Please reproduce every record, keeping each one exactly as written.

======== Given entries ========

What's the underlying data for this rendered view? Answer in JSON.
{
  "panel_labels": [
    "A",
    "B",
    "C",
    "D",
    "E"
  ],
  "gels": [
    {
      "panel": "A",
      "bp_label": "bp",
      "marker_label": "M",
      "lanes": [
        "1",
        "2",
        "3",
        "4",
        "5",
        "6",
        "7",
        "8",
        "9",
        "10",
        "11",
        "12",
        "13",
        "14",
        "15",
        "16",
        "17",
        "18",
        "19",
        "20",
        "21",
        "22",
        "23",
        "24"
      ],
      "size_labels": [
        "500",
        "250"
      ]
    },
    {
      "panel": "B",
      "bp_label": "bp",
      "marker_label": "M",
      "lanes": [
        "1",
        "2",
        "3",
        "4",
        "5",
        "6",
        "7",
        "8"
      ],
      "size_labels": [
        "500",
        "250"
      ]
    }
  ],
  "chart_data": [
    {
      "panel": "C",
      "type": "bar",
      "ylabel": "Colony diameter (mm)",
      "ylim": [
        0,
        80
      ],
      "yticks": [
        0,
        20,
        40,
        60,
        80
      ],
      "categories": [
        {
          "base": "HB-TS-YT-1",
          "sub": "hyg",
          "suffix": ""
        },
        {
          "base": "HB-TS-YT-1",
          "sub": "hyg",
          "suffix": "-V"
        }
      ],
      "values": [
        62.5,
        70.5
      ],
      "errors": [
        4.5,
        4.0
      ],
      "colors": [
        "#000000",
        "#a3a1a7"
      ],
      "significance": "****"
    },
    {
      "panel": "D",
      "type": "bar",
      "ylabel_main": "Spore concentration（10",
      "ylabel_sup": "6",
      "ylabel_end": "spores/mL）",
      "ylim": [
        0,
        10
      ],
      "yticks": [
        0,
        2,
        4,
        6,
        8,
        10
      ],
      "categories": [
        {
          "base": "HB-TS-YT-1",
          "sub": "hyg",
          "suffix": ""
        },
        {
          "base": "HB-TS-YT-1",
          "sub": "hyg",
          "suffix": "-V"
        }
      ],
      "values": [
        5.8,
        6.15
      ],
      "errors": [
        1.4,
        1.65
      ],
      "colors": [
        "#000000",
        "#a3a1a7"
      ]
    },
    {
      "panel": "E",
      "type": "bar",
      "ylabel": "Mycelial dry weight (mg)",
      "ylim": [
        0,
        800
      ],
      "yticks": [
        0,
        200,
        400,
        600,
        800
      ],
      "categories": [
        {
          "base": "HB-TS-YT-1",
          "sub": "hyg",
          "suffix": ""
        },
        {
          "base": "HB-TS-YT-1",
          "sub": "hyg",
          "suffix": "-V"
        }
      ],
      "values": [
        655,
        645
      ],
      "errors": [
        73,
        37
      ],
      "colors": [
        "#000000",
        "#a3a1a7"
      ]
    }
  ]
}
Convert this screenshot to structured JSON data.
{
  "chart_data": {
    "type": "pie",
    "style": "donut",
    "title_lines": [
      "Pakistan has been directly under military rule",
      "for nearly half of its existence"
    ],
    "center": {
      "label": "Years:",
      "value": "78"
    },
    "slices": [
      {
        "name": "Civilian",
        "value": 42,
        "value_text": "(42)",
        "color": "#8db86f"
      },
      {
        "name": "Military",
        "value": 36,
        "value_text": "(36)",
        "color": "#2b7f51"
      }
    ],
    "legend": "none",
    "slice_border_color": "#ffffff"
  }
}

========

■ Response to this exercise ■
What's the underlying data for this rendered view? Answer in JSON.
{
  "panel_labels": [
    "A",
    "B",
    "C",
    "D",
    "E"
  ],
  "gels": [
    {
      "panel": "A",
      "bp_label": "bp",
      "marker_label": "M",
      "lanes": [
        "1",
        "2",
        "3",
        "4",
        "5",
        "6",
        "7",
        "8",
        "9",
        "10",
        "11",
        "12",
        "13",
        "14",
        "15",
        "16",
        "17",
        "18",
        "19",
        "20",
        "21",
        "22",
        "23",
        "24"
      ],
      "size_labels": [
        "500",
        "250"
      ]
    },
    {
      "panel": "B",
      "bp_label": "bp",
      "marker_label": "M",
      "lanes": [
        "1",
        "2",
        "3",
        "4",
        "5",
        "6",
        "7",
        "8"
      ],
      "size_labels": [
        "500",
        "250"
      ]
    }
  ],
  "chart_data": [
    {
      "panel": "C",
      "type": "bar",
      "ylabel": "Colony diameter (mm)",
      "ylim": [
        0,
        80
      ],
      "yticks": [
        0,
        20,
        40,
        60,
        80
      ],
      "categories": [
        {
          "base": "HB-TS-YT-1",
          "sub": "hyg",
          "suffix": ""
        },
        {
          "base": "HB-TS-YT-1",
          "sub": "hyg",
          "suffix": "-V"
        }
      ],
      "values": [
        62.5,
        70.5
      ],
      "errors": [
        4.5,
        4.0
      ],
      "colors": [
        "#000000",
        "#a3a1a7"
      ],
      "significance": "****"
    },
    {
      "panel": "D",
      "type": "bar",
      "ylabel_main": "Spore concentration（10",
      "ylabel_sup": "6",
      "ylabel_end": "spores/mL）",
      "ylim": [
        0,
        10
      ],
      "yticks": [
        0,
        2,
        4,
        6,
        8,
        10
      ],
      "categories": [
        {
          "base": "HB-TS-YT-1",
          "sub": "hyg",
          "suffix": ""
        },
        {
          "base": "HB-TS-YT-1",
          "sub": "hyg",
          "suffix": "-V"
        }
      ],
      "values": [
        5.8,
        6.15
      ],
      "errors": [
        1.4,
        1.65
      ],
      "colors": [
        "#000000",
        "#a3a1a7"
      ]
    },
    {
      "panel": "E",
      "type": "bar",
      "ylabel": "Mycelial dry weight (mg)",
      "ylim": [
        0,
        800
      ],
      "yticks": [
        0,
        200,
        400,
        600,
        800
      ],
      "categories": [
        {
          "base": "HB-TS-YT-1",
          "sub": "hyg",
          "suffix": ""
        },
        {
          "base": "HB-TS-YT-1",
          "sub": "hyg",
          "suffix": "-V"
        }
      ],
      "values": [
        655,
        645
      ],
      "errors": [
        73,
        37
      ],
      "colors": [
        "#000000",
        "#a3a1a7"
      ]
    }
  ]
}
Convert this screenshot to structured JSON data.
{
  "chart_data": {
    "type": "pie",
    "style": "donut",
    "title_lines": [
      "Pakistan has been directly under military rule",
      "for nearly half of its existence"
    ],
    "center": {
      "label": "Years:",
      "value": "78"
    },
    "slices": [
      {
        "name": "Civilian",
        "value": 42,
        "value_text": "(42)",
        "color": "#8db86f"
      },
      {
        "name": "Military",
        "value": 36,
        "value_text": "(36)",
        "color": "#2b7f51"
      }
    ],
    "legend": "none",
    "slice_border_color": "#ffffff"
  }
}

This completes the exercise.